— What is required —
How many lines of these entries include the string "this"? State the number alone.

[Data listing]
★ ★ ★ ★ ★ ★ ★

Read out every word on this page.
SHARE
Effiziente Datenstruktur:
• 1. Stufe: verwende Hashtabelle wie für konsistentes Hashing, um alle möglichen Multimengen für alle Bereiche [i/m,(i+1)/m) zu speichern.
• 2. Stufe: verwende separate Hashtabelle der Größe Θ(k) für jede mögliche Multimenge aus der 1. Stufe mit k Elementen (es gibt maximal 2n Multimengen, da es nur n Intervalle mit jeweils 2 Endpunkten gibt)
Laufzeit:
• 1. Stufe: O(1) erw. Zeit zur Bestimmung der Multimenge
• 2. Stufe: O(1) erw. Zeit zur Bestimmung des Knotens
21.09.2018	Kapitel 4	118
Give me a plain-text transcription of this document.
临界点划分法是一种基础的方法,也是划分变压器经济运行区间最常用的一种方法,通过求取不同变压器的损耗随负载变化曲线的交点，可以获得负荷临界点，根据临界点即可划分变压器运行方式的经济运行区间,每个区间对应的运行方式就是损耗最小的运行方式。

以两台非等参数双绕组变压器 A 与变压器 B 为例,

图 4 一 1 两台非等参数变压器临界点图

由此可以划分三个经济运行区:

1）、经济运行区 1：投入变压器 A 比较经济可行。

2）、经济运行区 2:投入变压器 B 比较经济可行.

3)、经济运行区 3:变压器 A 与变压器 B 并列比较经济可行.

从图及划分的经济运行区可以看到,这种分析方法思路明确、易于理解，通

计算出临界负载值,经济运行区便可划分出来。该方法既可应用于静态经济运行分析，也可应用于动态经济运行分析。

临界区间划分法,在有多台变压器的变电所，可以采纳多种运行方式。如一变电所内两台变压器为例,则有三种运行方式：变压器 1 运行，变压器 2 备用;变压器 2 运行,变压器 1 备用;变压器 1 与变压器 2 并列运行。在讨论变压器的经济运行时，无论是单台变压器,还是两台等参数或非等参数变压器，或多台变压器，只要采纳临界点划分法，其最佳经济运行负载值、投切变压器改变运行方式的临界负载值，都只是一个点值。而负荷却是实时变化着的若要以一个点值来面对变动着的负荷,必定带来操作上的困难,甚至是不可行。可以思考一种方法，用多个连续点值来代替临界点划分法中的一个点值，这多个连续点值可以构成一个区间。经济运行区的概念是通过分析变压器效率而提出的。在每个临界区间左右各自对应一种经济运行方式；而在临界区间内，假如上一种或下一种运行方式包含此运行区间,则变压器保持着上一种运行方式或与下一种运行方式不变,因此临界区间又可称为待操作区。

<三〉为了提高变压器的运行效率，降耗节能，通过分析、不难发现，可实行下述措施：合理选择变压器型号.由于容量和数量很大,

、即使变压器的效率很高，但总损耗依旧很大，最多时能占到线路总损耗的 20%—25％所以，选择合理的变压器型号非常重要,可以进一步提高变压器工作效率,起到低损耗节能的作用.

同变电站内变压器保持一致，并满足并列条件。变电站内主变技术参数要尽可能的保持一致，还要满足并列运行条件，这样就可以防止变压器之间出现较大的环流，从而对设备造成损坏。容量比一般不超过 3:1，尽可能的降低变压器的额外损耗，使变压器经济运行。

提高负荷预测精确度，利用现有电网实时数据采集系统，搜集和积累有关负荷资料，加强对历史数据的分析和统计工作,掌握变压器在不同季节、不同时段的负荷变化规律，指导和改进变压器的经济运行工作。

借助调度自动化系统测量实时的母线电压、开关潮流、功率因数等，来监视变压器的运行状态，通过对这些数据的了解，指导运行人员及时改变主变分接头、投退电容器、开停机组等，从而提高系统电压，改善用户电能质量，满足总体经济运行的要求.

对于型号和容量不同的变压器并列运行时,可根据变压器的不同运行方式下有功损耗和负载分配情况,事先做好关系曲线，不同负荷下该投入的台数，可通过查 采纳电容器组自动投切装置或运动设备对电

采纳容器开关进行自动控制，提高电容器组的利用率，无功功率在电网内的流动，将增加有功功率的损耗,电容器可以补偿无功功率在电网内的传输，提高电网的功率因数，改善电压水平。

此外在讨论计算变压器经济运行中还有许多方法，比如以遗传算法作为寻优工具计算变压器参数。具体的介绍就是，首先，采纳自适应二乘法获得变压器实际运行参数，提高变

★ ★ ★ ★ ★ ★ ★

— In response —
2